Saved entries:

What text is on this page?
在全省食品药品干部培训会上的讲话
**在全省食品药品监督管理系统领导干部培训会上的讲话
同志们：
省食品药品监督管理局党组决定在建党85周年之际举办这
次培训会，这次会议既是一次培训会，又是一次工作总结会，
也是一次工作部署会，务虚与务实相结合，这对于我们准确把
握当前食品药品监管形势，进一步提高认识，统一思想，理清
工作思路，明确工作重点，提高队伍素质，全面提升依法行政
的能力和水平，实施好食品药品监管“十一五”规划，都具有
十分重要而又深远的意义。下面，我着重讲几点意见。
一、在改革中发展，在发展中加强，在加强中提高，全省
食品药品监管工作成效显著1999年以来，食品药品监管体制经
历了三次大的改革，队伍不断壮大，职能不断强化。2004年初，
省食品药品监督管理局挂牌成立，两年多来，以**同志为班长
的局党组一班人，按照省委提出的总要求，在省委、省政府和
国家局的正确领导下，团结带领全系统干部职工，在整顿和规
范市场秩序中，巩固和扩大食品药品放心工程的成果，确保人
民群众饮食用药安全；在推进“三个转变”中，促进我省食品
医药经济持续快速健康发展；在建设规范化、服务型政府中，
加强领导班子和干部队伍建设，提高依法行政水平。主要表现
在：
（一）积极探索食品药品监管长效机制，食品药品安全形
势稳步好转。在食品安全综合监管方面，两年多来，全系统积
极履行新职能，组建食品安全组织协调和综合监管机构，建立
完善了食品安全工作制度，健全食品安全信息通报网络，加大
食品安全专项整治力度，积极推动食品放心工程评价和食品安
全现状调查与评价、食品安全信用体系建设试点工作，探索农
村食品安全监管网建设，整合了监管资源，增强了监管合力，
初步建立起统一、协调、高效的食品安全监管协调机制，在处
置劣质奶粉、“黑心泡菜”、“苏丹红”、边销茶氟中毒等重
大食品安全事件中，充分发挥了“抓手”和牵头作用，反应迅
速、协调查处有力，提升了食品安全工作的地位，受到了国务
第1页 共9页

◆ Set task ◆
The listing above must be transcribed exactly, line by line.

◆ The completed task ◆
What text is on this page?
在全省食品药品干部培训会上的讲话
**在全省食品药品监督管理系统领导干部培训会上的讲话
同志们：
省食品药品监督管理局党组决定在建党85周年之际举办这
次培训会，这次会议既是一次培训会，又是一次工作总结会，
也是一次工作部署会，务虚与务实相结合，这对于我们准确把
握当前食品药品监管形势，进一步提高认识，统一思想，理清
工作思路，明确工作重点，提高队伍素质，全面提升依法行政
的能力和水平，实施好食品药品监管“十一五”规划，都具有
十分重要而又深远的意义。下面，我着重讲几点意见。
一、在改革中发展，在发展中加强，在加强中提高，全省
食品药品监管工作成效显著1999年以来，食品药品监管体制经
历了三次大的改革，队伍不断壮大，职能不断强化。2004年初，
省食品药品监督管理局挂牌成立，两年多来，以**同志为班长
的局党组一班人，按照省委提出的总要求，在省委、省政府和
国家局的正确领导下，团结带领全系统干部职工，在整顿和规
范市场秩序中，巩固和扩大食品药品放心工程的成果，确保人
民群众饮食用药安全；在推进“三个转变”中，促进我省食品
医药经济持续快速健康发展；在建设规范化、服务型政府中，
加强领导班子和干部队伍建设，提高依法行政水平。主要表现
在：
（一）积极探索食品药品监管长效机制，食品药品安全形
势稳步好转。在食品安全综合监管方面，两年多来，全系统积
极履行新职能，组建食品安全组织协调和综合监管机构，建立
完善了食品安全工作制度，健全食品安全信息通报网络，加大
食品安全专项整治力度，积极推动食品放心工程评价和食品安
全现状调查与评价、食品安全信用体系建设试点工作，探索农
村食品安全监管网建设，整合了监管资源，增强了监管合力，
初步建立起统一、协调、高效的食品安全监管协调机制，在处
置劣质奶粉、“黑心泡菜”、“苏丹红”、边销茶氟中毒等重
大食品安全事件中，充分发挥了“抓手”和牵头作用，反应迅
速、协调查处有力，提升了食品安全工作的地位，受到了国务
第1页 共9页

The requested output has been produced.